[What you need to do] Below are some records. Copy every line in them that holds "week".
## BEGIN Exercise data
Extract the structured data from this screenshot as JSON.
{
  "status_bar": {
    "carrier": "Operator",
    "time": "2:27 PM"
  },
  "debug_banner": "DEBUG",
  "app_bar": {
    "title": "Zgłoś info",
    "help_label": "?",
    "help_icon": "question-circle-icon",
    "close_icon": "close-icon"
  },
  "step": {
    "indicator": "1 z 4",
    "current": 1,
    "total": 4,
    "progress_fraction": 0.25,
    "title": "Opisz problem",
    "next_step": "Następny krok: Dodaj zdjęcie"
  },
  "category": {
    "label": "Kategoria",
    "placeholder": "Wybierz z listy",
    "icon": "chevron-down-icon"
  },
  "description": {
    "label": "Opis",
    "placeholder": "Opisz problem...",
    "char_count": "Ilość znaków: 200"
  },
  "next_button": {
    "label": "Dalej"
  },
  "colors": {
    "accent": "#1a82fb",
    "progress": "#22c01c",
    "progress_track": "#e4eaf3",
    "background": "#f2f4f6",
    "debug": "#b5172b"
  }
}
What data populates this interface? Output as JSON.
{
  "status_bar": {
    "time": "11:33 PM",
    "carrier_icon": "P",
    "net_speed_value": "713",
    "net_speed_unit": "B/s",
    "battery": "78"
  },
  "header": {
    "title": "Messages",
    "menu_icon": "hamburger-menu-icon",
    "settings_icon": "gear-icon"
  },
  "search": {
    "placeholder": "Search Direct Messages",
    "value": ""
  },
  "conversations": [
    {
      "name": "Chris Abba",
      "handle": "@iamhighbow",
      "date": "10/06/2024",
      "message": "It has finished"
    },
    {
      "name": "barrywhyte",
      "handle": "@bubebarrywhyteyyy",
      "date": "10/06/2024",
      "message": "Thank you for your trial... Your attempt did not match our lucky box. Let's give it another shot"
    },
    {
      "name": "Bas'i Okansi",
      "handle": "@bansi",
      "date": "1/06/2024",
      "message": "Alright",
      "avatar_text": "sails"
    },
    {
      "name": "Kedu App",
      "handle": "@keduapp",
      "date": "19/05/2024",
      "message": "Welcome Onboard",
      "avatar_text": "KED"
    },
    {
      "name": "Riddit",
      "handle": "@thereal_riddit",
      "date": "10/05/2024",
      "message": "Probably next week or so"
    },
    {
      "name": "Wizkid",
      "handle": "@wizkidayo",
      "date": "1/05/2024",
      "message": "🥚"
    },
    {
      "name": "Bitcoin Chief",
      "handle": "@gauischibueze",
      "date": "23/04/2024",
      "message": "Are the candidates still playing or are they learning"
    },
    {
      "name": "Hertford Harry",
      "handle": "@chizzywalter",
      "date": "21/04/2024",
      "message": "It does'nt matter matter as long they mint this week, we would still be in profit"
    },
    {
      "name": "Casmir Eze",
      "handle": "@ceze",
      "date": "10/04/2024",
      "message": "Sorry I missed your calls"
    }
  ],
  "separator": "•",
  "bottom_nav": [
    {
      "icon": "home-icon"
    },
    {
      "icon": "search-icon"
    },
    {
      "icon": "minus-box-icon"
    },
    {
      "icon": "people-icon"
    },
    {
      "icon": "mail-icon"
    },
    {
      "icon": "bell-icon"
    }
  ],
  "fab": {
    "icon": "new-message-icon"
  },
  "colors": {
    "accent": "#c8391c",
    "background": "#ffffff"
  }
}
## END Exercise data
## BEGIN Exercise data
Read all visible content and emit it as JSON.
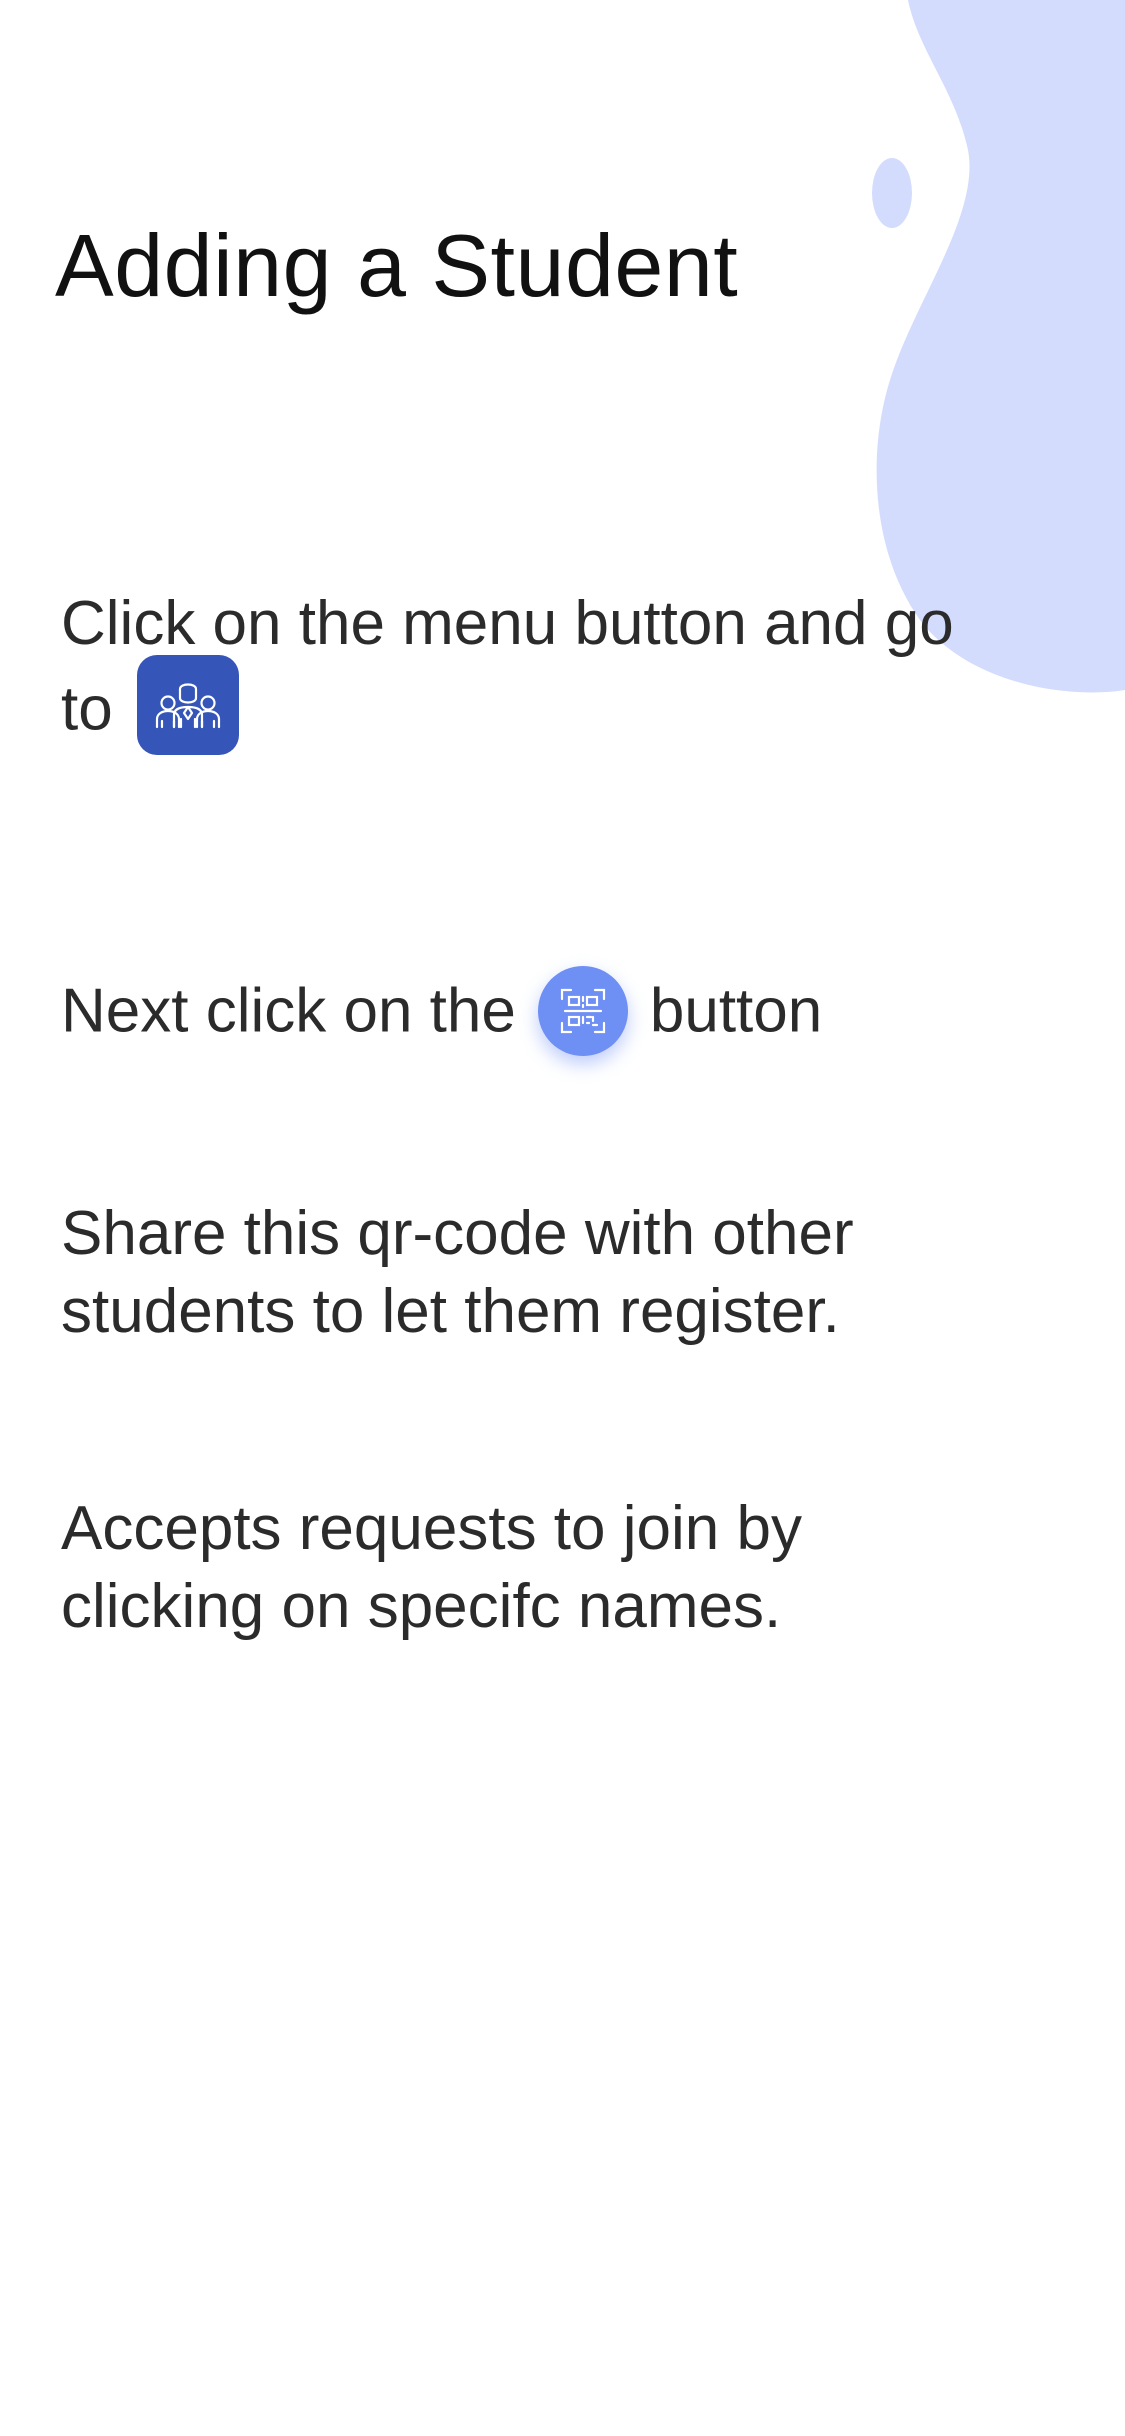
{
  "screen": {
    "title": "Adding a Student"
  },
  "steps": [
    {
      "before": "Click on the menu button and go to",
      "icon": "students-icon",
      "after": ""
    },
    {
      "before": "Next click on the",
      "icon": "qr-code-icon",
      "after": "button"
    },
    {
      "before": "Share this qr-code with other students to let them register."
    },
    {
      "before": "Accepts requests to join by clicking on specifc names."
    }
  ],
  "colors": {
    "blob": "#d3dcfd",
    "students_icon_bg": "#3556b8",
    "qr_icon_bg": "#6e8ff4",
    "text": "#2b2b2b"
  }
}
## END Exercise data
[Response to this task]
      "message": "Probably next week or so"
      "message": "It does'nt matter matter as long they mint this week, we would still be in profit"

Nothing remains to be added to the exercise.